**Instructions for the task:** Leave out the pictures and return every entry exactly as it appears.

--- START OF Recorded data ---

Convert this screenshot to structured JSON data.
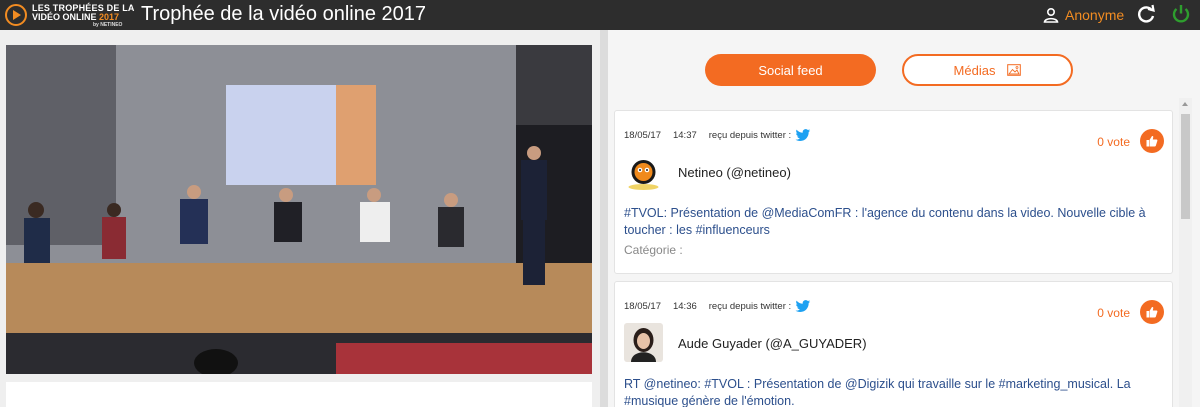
{
  "header": {
    "logo_line1": "LES TROPHÉES DE LA",
    "logo_line2_text": "VIDÉO ONLINE ",
    "logo_line2_year": "2017",
    "logo_line3": "by NETINEO",
    "title": "Trophée de la vidéo online 2017",
    "user_label": "Anonyme",
    "user_icon": "user-icon",
    "refresh_icon": "refresh-icon",
    "power_icon": "power-icon"
  },
  "colors": {
    "accent": "#f36b22",
    "topbar": "#2d2d2d",
    "power": "#2e9e2e",
    "link_text": "#2c4f8c",
    "twitter": "#1da1f2"
  },
  "tabs": {
    "social_feed": "Social feed",
    "medias": "Médias"
  },
  "feed": [
    {
      "date": "18/05/17",
      "time": "14:37",
      "source": "reçu depuis twitter :",
      "votes": "0 vote",
      "author": "Netineo (@netineo)",
      "text": "#TVOL: Présentation de @MediaComFR : l'agence du contenu dans la video. Nouvelle cible à toucher : les #influenceurs",
      "category_label": "Catégorie :"
    },
    {
      "date": "18/05/17",
      "time": "14:36",
      "source": "reçu depuis twitter :",
      "votes": "0 vote",
      "author": "Aude Guyader (@A_GUYADER)",
      "text": "RT @netineo: #TVOL : Présentation de @Digizik qui travaille sur le #marketing_musical. La #musique génère de l'émotion."
    }
  ]
}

--- END OF Recorded data ---

**Full answer:**
Convert this screenshot to structured JSON data.
{
  "header": {
    "logo_line1": "LES TROPHÉES DE LA",
    "logo_line2_text": "VIDÉO ONLINE ",
    "logo_line2_year": "2017",
    "logo_line3": "by NETINEO",
    "title": "Trophée de la vidéo online 2017",
    "user_label": "Anonyme",
    "user_icon": "user-icon",
    "refresh_icon": "refresh-icon",
    "power_icon": "power-icon"
  },
  "colors": {
    "accent": "#f36b22",
    "topbar": "#2d2d2d",
    "power": "#2e9e2e",
    "link_text": "#2c4f8c",
    "twitter": "#1da1f2"
  },
  "tabs": {
    "social_feed": "Social feed",
    "medias": "Médias"
  },
  "feed": [
    {
      "date": "18/05/17",
      "time": "14:37",
      "source": "reçu depuis twitter :",
      "votes": "0 vote",
      "author": "Netineo (@netineo)",
      "text": "#TVOL: Présentation de @MediaComFR : l'agence du contenu dans la video. Nouvelle cible à toucher : les #influenceurs",
      "category_label": "Catégorie :"
    },
    {
      "date": "18/05/17",
      "time": "14:36",
      "source": "reçu depuis twitter :",
      "votes": "0 vote",
      "author": "Aude Guyader (@A_GUYADER)",
      "text": "RT @netineo: #TVOL : Présentation de @Digizik qui travaille sur le #marketing_musical. La #musique génère de l'émotion."
    }
  ]
}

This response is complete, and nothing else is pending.